▸ ESERCIZIO:
Rispondi alle tre domande sul brano dedicato al double bind.
1. Con quale termine il brano indica la meditazione seduta?
2. Secondo il brano, quando si ha il doppio legame?
3. Che cosa chiede la madre al ragazzo dopo che lui interrompe l'abbraccio?

E qui arriviamo finalmente al double bind. La domanda che si pone infatti chi non è avvezzo alla meditazione seduta (zazen), o all'arte paradossale, o alla filosofia continentale è: perché? Per quale motivo il pensiero non si allontana da questi materiali impossibili, una volta che sia assodato di non poterne "trarre" nulla? Dopo tutto basterebbe non andare al museo, non iscriversi a filosofia, non frequentare un Dojo Zen, non andare a vedere Ionesco a teatro, non leggere Tzara... Tutte cose molto semplici. E nessuna di queste ci impedisce di fare finta di aver letto Ionesco, meditato, filosofato (cosa molto meno faticosa, e molto più produttiva, dacché libera tempo per andare agli aperitivi).




Ed è qui che la nozione di double bind torna utile: si ha il doppio legame quando un individuo è al tempo stesso nell'impossibilità di compiere una scelta e nell'impossibilità di non compierla. L'esempio psicologico di Bateson di doppio legame schizogenico è (più o meno, vado a memoria) il seguente:

Un ragazzo si avvicina a sua madre per abbracciarla. Lei si scosta, si stringe nelle spalle e rabbrividisce. Il ragazzo, di conseguenza, interrompe l'atto di abbracciare. Al che la madre gli chiede "Che succede? Non mi vuoi più bene?"

▸ MATERIALE FORNITO:
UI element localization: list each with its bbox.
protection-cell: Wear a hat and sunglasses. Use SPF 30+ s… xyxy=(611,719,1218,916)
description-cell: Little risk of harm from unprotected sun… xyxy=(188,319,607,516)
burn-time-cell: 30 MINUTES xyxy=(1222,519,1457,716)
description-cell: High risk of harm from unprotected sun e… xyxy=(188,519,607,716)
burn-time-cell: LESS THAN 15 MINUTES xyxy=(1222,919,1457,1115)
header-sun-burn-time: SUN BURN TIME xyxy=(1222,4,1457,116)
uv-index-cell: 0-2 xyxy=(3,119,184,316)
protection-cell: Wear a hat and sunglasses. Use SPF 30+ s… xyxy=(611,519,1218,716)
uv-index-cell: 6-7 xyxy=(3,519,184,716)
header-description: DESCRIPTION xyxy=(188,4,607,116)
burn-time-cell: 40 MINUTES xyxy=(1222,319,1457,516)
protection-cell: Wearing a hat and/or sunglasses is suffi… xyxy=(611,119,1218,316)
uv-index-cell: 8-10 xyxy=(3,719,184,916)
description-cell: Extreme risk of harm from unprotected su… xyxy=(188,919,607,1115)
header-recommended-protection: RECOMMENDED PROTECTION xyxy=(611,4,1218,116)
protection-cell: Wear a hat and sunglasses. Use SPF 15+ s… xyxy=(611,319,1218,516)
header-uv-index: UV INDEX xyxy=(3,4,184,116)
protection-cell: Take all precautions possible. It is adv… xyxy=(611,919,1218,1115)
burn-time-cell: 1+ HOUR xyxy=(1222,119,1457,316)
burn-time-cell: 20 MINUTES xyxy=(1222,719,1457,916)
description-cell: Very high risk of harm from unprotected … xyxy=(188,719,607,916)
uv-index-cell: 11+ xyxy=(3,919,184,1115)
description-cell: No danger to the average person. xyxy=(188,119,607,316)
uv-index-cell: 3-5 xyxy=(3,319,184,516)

▸ SOLUZIONE:
1. Zazen.
2. Quando un individuo è al tempo stesso nell'impossibilità di compiere una scelta e nell'impossibilità di non compierla.
3. "Che succede? Non mi vuoi più bene?"